- **Raw records**
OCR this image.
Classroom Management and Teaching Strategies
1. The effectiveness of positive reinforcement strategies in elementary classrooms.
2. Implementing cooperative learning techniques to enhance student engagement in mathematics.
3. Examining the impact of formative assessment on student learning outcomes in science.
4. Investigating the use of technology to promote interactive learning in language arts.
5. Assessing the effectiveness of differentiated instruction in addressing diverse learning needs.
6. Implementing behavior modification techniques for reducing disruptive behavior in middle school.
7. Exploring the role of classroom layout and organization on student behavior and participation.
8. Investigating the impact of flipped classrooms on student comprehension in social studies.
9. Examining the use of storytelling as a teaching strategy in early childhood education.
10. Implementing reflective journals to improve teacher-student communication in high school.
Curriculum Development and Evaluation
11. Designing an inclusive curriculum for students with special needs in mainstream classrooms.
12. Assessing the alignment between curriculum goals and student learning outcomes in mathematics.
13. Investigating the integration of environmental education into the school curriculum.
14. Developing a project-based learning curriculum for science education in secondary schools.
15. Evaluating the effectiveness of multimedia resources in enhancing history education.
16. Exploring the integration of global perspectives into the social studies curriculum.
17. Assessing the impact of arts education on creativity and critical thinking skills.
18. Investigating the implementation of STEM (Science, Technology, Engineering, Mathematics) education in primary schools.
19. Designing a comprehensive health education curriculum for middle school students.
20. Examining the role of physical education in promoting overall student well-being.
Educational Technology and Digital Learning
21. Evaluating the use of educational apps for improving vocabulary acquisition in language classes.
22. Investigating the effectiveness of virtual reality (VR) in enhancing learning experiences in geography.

- **What is asked**
Give the number of lines in the data that contain "Implementing", with no other words.

- **Task result**
3